Copy each line that holds "have".

· · ·

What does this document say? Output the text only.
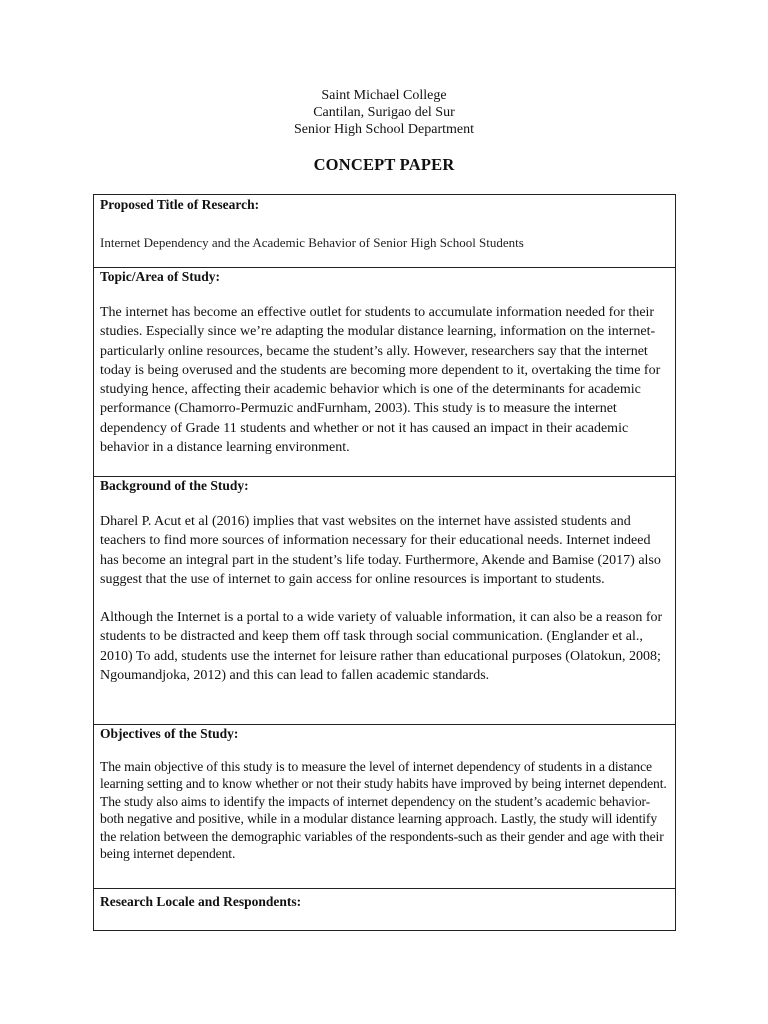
Saint Michael College
Cantilan, Surigao del Sur
Senior High School Department
CONCEPT PAPER
Proposed Title of Research:

Internet Dependency and the Academic Behavior of Senior High School Students

Topic/Area of Study:

The internet has become an effective outlet for students to accumulate information needed for their studies. Especially since we’re adapting the modular distance learning, information on the internet-particularly online resources, became the student’s ally. However, researchers say that the internet today is being overused and the students are becoming more dependent to it, overtaking the time for studying hence, affecting their academic behavior which is one of the determinants for academic performance (Chamorro-Permuzic andFurnham, 2003). This study is to measure the internet dependency of Grade 11 students and whether or not it has caused an impact in their academic behavior in a distance learning environment.

Background of the Study:

Dharel P. Acut et al (2016) implies that vast websites on the internet have assisted students and teachers to find more sources of information necessary for their educational needs. Internet indeed has become an integral part in the student’s life today. Furthermore, Akende and Bamise (2017) also suggest that the use of internet to gain access for online resources is important to students.

Although the Internet is a portal to a wide variety of valuable information, it can also be a reason for students to be distracted and keep them off task through social communication. (Englander et al., 2010) To add, students use the internet for leisure rather than educational purposes (Olatokun, 2008; Ngoumandjoka, 2012) and this can lead to fallen academic standards.

Objectives of the Study:

The main objective of this study is to measure the level of internet dependency of students in a distance learning setting and to know whether or not their study habits have improved by being internet dependent. The study also aims to identify the impacts of internet dependency on the student’s academic behavior-both negative and positive, while in a modular distance learning approach. Lastly, the study will identify the relation between the demographic variables of the respondents-such as their gender and age with their being internet dependent.

Research Locale and Respondents:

· · ·

- [Reply to the exercise]
Dharel P. Acut et al (2016) implies that vast websites on the internet have assisted students and teachers to find more sources of information necessary for their educational needs. Internet indeed has become an integral part in the student’s life today. Furthermore, Akende and Bamise (2017) also suggest that the use of internet to gain access for online resources is important to students.
The main objective of this study is to measure the level of internet dependency of students in a distance learning setting and to know whether or not their study habits have improved by being internet dependent. The study also aims to identify the impacts of internet dependency on the student’s academic behavior-both negative and positive, while in a modular distance learning approach. Lastly, the study will identify the relation between the demographic variables of the respondents-such as their gender and age with their being internet dependent.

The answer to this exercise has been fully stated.